start SOURCE RECORDS

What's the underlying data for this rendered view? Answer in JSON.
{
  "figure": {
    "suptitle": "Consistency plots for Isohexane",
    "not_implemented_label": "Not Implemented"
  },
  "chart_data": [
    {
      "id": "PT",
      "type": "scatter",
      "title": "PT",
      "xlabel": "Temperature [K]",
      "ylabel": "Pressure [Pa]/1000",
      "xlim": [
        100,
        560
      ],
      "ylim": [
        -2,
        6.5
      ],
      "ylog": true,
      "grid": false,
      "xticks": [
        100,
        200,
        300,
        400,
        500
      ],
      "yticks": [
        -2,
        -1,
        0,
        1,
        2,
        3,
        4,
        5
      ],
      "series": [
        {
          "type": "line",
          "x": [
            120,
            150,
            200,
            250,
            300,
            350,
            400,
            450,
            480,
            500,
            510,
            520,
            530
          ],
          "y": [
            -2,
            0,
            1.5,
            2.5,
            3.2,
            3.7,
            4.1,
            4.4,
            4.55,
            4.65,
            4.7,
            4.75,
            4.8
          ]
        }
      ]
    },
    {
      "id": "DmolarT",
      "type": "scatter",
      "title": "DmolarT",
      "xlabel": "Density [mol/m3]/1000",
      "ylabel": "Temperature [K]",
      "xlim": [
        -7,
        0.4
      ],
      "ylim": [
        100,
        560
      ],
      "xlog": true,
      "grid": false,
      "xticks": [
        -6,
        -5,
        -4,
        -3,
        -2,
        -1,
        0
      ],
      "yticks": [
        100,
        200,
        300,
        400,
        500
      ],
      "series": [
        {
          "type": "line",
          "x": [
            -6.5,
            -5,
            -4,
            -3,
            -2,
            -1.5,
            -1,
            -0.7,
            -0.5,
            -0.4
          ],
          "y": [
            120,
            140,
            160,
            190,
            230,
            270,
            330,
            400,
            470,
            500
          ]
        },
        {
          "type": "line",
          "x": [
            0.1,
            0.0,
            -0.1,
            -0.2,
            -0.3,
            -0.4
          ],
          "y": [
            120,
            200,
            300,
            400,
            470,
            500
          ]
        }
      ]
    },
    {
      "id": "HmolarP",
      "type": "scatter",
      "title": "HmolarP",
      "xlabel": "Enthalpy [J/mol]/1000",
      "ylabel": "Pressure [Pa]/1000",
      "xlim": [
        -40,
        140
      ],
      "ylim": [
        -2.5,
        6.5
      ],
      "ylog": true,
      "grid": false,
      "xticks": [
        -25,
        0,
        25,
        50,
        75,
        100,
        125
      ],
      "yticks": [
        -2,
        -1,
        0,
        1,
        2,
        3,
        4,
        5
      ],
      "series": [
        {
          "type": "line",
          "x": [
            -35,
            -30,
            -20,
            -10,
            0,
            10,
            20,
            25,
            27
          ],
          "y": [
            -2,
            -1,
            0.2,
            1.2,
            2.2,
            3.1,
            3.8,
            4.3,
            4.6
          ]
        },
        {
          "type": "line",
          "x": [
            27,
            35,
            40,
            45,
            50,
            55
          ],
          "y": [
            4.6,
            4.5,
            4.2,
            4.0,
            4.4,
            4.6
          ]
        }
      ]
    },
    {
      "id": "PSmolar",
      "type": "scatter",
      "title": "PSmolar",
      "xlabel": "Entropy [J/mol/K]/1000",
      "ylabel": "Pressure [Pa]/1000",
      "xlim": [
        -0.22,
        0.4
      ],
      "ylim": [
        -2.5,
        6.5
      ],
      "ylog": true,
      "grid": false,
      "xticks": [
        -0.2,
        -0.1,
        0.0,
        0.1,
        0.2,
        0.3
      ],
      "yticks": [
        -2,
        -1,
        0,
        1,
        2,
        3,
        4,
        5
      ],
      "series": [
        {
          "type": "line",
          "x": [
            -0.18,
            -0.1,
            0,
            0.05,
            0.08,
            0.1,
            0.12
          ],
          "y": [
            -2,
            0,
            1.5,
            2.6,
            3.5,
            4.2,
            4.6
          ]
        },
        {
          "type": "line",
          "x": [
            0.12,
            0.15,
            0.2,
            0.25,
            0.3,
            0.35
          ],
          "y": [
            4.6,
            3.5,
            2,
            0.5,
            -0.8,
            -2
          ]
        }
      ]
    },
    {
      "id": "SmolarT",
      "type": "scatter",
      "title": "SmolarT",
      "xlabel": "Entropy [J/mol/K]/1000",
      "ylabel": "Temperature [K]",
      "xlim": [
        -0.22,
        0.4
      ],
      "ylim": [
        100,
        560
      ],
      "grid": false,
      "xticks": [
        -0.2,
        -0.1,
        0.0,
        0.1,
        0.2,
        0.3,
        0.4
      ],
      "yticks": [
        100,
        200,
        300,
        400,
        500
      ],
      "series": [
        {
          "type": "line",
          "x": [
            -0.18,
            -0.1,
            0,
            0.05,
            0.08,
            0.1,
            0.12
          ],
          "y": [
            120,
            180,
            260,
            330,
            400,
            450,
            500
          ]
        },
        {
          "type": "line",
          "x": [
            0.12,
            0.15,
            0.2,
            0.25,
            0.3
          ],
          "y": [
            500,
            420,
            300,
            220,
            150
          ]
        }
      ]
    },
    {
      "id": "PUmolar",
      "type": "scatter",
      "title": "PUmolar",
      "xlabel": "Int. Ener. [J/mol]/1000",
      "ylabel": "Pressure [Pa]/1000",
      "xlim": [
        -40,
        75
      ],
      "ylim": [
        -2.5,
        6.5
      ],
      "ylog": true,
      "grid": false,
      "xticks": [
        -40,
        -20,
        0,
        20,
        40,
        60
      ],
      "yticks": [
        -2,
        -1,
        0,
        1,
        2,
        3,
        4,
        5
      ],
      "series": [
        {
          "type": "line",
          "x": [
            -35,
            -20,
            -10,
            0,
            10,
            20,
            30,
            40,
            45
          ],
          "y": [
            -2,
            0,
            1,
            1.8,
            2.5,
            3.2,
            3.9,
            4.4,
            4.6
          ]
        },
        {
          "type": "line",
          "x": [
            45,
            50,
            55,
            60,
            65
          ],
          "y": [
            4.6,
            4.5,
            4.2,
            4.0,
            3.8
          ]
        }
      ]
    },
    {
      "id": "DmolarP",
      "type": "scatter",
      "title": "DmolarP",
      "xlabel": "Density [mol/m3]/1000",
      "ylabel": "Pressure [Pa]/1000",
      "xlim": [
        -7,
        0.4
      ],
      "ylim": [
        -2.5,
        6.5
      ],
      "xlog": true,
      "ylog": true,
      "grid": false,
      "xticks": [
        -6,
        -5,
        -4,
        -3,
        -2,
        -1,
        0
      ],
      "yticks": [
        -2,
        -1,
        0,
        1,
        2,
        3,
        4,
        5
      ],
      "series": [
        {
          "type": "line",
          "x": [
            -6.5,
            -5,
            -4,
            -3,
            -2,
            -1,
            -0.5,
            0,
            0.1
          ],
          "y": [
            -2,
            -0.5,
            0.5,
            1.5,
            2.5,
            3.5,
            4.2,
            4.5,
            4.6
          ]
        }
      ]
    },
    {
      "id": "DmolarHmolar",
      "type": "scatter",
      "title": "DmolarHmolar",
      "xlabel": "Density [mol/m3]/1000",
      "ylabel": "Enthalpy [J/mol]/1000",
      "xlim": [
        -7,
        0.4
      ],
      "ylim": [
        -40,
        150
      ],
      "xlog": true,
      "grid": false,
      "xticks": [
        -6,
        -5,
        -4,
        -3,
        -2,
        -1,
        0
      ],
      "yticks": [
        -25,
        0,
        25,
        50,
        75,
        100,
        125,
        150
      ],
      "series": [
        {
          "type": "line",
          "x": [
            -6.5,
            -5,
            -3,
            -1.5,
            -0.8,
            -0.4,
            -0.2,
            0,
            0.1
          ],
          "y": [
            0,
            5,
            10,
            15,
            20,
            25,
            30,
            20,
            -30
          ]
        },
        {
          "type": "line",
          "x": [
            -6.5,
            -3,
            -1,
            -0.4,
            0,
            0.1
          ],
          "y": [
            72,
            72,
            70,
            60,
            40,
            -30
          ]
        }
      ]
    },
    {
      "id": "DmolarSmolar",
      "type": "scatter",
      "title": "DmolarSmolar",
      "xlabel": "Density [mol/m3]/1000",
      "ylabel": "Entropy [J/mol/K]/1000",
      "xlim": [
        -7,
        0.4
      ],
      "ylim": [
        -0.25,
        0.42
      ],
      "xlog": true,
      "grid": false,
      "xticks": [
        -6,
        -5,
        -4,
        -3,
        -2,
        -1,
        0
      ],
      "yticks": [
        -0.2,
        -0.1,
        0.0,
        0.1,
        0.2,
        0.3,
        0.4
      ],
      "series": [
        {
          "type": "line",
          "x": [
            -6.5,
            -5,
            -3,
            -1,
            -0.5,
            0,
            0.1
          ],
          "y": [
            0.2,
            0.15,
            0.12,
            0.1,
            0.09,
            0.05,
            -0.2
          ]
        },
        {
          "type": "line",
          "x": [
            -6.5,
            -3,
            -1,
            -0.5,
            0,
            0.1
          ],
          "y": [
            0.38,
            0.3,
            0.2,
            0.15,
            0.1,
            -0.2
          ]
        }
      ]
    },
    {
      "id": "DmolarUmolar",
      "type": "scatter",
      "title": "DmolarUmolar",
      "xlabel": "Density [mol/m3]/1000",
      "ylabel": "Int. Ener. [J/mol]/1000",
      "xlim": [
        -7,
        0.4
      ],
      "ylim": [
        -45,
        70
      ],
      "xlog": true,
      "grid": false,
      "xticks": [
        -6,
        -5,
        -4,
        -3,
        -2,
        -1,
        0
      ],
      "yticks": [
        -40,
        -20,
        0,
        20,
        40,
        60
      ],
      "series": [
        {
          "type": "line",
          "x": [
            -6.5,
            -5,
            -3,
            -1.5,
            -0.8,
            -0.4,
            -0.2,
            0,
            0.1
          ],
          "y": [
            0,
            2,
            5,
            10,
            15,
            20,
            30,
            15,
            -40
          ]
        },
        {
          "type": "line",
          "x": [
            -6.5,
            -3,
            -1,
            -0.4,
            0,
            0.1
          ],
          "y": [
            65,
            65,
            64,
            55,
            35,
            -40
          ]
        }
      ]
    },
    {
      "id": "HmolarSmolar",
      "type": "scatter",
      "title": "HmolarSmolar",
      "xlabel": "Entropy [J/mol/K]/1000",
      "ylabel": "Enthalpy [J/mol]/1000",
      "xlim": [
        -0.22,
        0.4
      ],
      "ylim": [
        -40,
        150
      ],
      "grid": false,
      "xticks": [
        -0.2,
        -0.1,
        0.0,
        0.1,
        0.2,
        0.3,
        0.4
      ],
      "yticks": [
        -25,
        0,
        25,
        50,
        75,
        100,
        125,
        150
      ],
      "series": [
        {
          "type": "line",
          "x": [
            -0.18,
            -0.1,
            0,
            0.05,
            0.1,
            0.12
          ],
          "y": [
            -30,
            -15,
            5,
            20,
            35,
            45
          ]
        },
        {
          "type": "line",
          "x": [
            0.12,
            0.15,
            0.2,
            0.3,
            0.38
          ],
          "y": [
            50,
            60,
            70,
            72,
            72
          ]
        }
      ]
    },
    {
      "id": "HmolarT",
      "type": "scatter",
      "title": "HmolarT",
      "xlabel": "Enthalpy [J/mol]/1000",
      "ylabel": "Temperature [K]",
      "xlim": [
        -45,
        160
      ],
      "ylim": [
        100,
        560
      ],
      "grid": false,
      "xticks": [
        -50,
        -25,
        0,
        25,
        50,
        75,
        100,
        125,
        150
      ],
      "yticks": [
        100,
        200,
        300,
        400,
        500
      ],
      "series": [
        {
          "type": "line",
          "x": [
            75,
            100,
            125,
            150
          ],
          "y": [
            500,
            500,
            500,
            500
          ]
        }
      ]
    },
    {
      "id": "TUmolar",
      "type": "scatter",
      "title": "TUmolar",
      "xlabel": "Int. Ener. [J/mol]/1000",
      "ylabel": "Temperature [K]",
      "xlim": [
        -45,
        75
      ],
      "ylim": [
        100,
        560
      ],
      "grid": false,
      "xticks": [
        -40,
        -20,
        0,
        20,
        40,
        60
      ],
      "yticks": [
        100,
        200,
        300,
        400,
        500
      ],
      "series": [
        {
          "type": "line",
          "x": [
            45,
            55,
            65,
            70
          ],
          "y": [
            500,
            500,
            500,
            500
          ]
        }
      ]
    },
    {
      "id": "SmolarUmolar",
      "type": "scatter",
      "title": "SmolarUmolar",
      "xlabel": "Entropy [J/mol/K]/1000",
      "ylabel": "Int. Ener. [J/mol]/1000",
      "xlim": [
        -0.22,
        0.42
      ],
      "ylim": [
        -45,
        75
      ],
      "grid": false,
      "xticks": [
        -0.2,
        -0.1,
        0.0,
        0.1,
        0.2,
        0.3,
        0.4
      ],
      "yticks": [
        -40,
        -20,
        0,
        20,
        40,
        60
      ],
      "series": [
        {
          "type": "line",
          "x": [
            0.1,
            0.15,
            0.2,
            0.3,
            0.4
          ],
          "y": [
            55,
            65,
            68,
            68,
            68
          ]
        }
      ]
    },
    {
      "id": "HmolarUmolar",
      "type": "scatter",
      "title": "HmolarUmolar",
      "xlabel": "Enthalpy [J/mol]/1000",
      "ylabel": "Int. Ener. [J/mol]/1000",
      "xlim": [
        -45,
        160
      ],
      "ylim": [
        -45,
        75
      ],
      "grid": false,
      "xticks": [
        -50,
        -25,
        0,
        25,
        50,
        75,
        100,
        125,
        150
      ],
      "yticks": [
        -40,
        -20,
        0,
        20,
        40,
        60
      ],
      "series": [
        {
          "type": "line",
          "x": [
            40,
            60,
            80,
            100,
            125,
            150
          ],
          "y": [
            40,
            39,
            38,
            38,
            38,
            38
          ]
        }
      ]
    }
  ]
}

end SOURCE RECORDS

# AIM OF THE TASK
Collect each line holding the string "HmolarSmolar".

# RESULT FOR THIS EXERCISE
      "id": "HmolarSmolar",
      "title": "HmolarSmolar",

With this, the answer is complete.